►
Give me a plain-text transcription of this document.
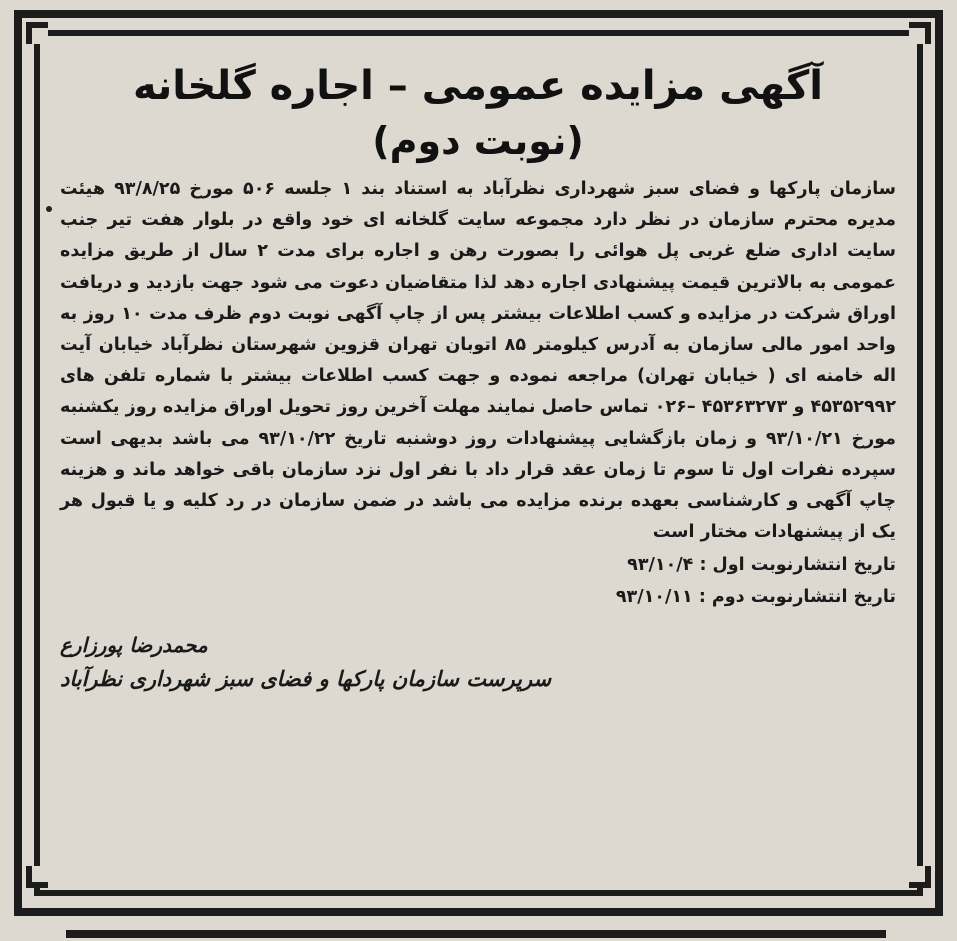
آگهی مزایده عمومی – اجاره گلخانه
(نوبت دوم)

سازمان پارکها و فضای سبز شهرداری نظرآباد به استناد بند ۱ جلسه ۵۰۶ مورخ ۹۳/۸/۲۵ هیئت مدیره محترم سازمان در نظر دارد مجموعه سایت گلخانه ای خود واقع در بلوار هفت تیر جنب سایت اداری ضلع غربی پل هوائی را بصورت رهن و اجاره برای مدت ۲ سال از طریق مزایده عمومی به بالاترین قیمت پیشنهادی اجاره دهد لذا متقاضیان دعوت می شود جهت بازدید و دریافت اوراق شرکت در مزایده و کسب اطلاعات بیشتر پس از چاپ آگهی نوبت دوم ظرف مدت ۱۰ روز به واحد امور مالی سازمان به آدرس کیلومتر ۸۵ اتوبان تهران قزوین شهرستان نظرآباد خیابان آیت اله خامنه ای ( خیابان تهران) مراجعه نموده و جهت کسب اطلاعات بیشتر با شماره تلفن های ۴۵۳۵۲۹۹۲ و ۴۵۳۶۳۲۷۳ –۰۲۶ تماس حاصل نمایند مهلت آخرین روز تحویل اوراق مزایده روز یکشنبه مورخ ۹۳/۱۰/۲۱ و زمان بازگشایی پیشنهادات روز دوشنبه تاریخ ۹۳/۱۰/۲۲ می باشد بدیهی است سپرده نفرات اول تا سوم تا زمان عقد قرار داد با نفر اول نزد سازمان باقی خواهد ماند و هزینه چاپ آگهی و کارشناسی بعهده برنده مزایده می باشد در ضمن سازمان در رد کلیه و یا قبول هر یک از پیشنهادات مختار است

تاریخ انتشارنوبت اول : ۹۳/۱۰/۴
تاریخ انتشارنوبت دوم : ۹۳/۱۰/۱۱
محمدرضا پورزارع
سرپرست سازمان پارکها و فضای سبز شهرداری نظرآباد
◄
Given request.
Repeat each entry precisely as it appears. Leave the pictures out.

Worked answer.
Give me a plain-text transcription of this document.
آگهی مزایده عمومی – اجاره گلخانه
(نوبت دوم)

سازمان پارکها و فضای سبز شهرداری نظرآباد به استناد بند ۱ جلسه ۵۰۶ مورخ ۹۳/۸/۲۵ هیئت مدیره محترم سازمان در نظر دارد مجموعه سایت گلخانه ای خود واقع در بلوار هفت تیر جنب سایت اداری ضلع غربی پل هوائی را بصورت رهن و اجاره برای مدت ۲ سال از طریق مزایده عمومی به بالاترین قیمت پیشنهادی اجاره دهد لذا متقاضیان دعوت می شود جهت بازدید و دریافت اوراق شرکت در مزایده و کسب اطلاعات بیشتر پس از چاپ آگهی نوبت دوم ظرف مدت ۱۰ روز به واحد امور مالی سازمان به آدرس کیلومتر ۸۵ اتوبان تهران قزوین شهرستان نظرآباد خیابان آیت اله خامنه ای ( خیابان تهران) مراجعه نموده و جهت کسب اطلاعات بیشتر با شماره تلفن های ۴۵۳۵۲۹۹۲ و ۴۵۳۶۳۲۷۳ –۰۲۶ تماس حاصل نمایند مهلت آخرین روز تحویل اوراق مزایده روز یکشنبه مورخ ۹۳/۱۰/۲۱ و زمان بازگشایی پیشنهادات روز دوشنبه تاریخ ۹۳/۱۰/۲۲ می باشد بدیهی است سپرده نفرات اول تا سوم تا زمان عقد قرار داد با نفر اول نزد سازمان باقی خواهد ماند و هزینه چاپ آگهی و کارشناسی بعهده برنده مزایده می باشد در ضمن سازمان در رد کلیه و یا قبول هر یک از پیشنهادات مختار است

تاریخ انتشارنوبت اول : ۹۳/۱۰/۴
تاریخ انتشارنوبت دوم : ۹۳/۱۰/۱۱
محمدرضا پورزارع
سرپرست سازمان پارکها و فضای سبز شهرداری نظرآباد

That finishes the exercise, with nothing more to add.